- _RECORD SET_:
——

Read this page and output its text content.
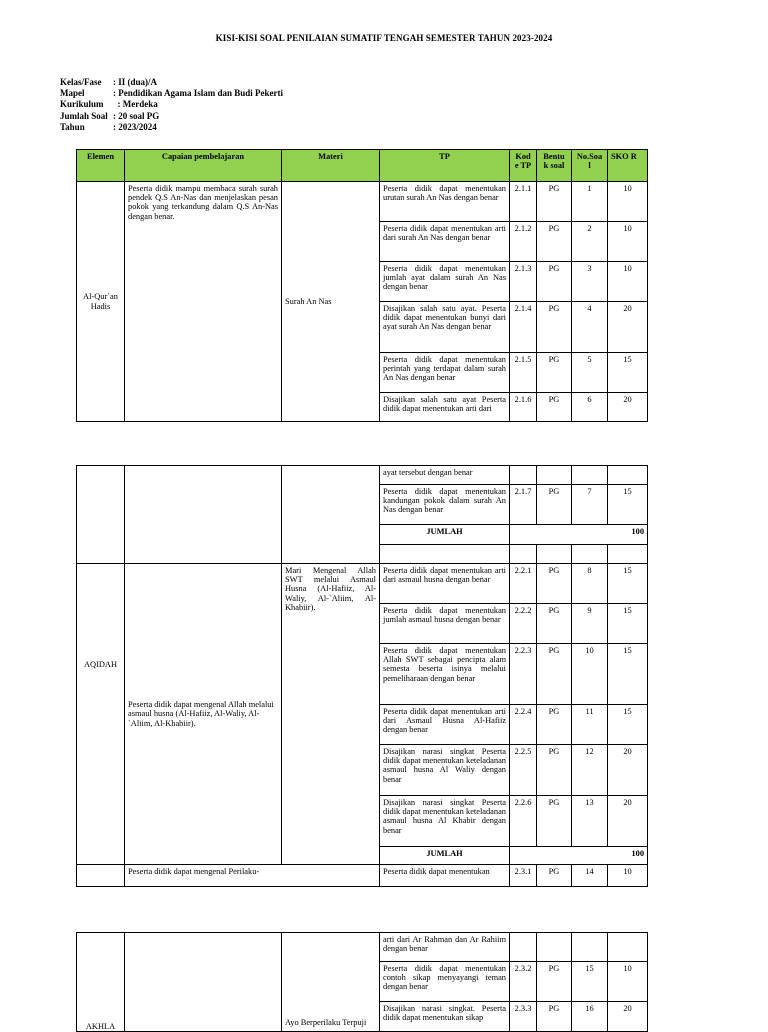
KISI-KISI SOAL PENILAIAN SUMATIF TENGAH SEMESTER TAHUN 2023-2024
Kelas/Fase : II (dua)/A
Mapel	: Pendidikan Agama Islam dan Budi Pekerti
Kurikulum  : Merdeka
Jumlah Soal : 20 soal PG
Tahun	: 2023/2024
Elemen	Capaian pembelajaran	Materi	TP	Kod e TP	Bentu k soal	No.Soa l	SKO R
Al-Qur`an Hadis	Peserta didik mampu membaca surah surah pendek Q.S An-Nas dan menjelaskan pesan pokok yang terkandung dalam Q.S An-Nas dengan benar.	Surah An Nas	Peserta didik dapat menentukan urutan surah An Nas dengan benar	2.1.1	PG	1	10
			Peserta didik dapat menentukan arti dari surah An Nas dengan benar	2.1.2	PG	2	10
			Peserta didik dapat menentukan jumlah ayat dalam surah An Nas dengan benar	2.1.3	PG	3	10
			Disajikan salah satu ayat. Peserta didik dapat menentukan bunyi dari ayat surah An Nas dengan benar	2.1.4	PG	4	20
			Peserta didik dapat menentukan perintah yang terdapat dalam surah An Nas dengan benar	2.1.5	PG	5	15
			Disajikan salah satu ayat Peserta didik dapat menentukan arti dari	2.1.6	PG	6	20
			ayat tersebut dengan benar				
			Peserta didik dapat menentukan kandungan pokok dalam surah An Nas dengan benar	2.1.7	PG	7	15
			JUMLAH	100			

AQIDAH	Peserta didik dapat mengenal Allah melalui asmaul husna (Al-Hafiiz, Al-Waliy, Al-`Aliim, Al-Khabiir).	Mari Mengenal Allah SWT melalui Asmaul Husna (Al-Hafiiz, Al-Waliy, Al-`Aliim, Al-Khabiir).	Peserta didik dapat menentukan arti dari asmaul husna dengan benar	2.2.1	PG	8	15
			Peserta didik dapat menentukan jumlah asmaul husna dengan benar	2.2.2	PG	9	15
			Peserta didik dapat menentukan Allah SWT sebagai pencipta alam semesta beserta isinya melalui pemeliharaan dengan benar	2.2.3	PG	10	15
			Peserta didik dapat menentukan arti dari Asmaul Husna Al-Hafiiz dengan benar	2.2.4	PG	11	15
			Disajikan narasi singkat Peserta didik dapat menentukan keteladanan asmaul husna Al Waliy dengan benar	2.2.5	PG	12	20
			Disajikan narasi singkat Peserta didik dapat menentukan keteladanan asmaul husna Al Khabir dengan benar	2.2.6	PG	13	20
			JUMLAH	100			
	Peserta didik dapat mengenal Perilaku-		Peserta didik dapat menentukan	2.3.1	PG	14	10
AKHLA		Ayo Berperilaku Terpuji	arti dari Ar Rahman dan Ar Rahiim dengan benar				
			Peserta didik dapat menentukan contoh sikap menyayangi teman dengan benar	2.3.2	PG	15	10
			Disajikan narasi singkat. Peserta didik dapat menentukan sikap	2.3.3	PG	16	20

——

- _SHORT PROBLEM_: Gather all lines with the string "arti" from the data.

- _WORKED SOLUTION_:
			Peserta didik dapat menentukan arti dari surah An Nas dengan benar	2.1.2	PG	2	10
			Disajikan salah satu ayat Peserta didik dapat menentukan arti dari	2.1.6	PG	6	20
AQIDAH	Peserta didik dapat mengenal Allah melalui asmaul husna (Al-Hafiiz, Al-Waliy, Al-`Aliim, Al-Khabiir).	Mari Mengenal Allah SWT melalui Asmaul Husna (Al-Hafiiz, Al-Waliy, Al-`Aliim, Al-Khabiir).	Peserta didik dapat menentukan arti dari asmaul husna dengan benar	2.2.1	PG	8	15
			Peserta didik dapat menentukan arti dari Asmaul Husna Al-Hafiiz dengan benar	2.2.4	PG	11	15
AKHLA		Ayo Berperilaku Terpuji	arti dari Ar Rahman dan Ar Rahiim dengan benar				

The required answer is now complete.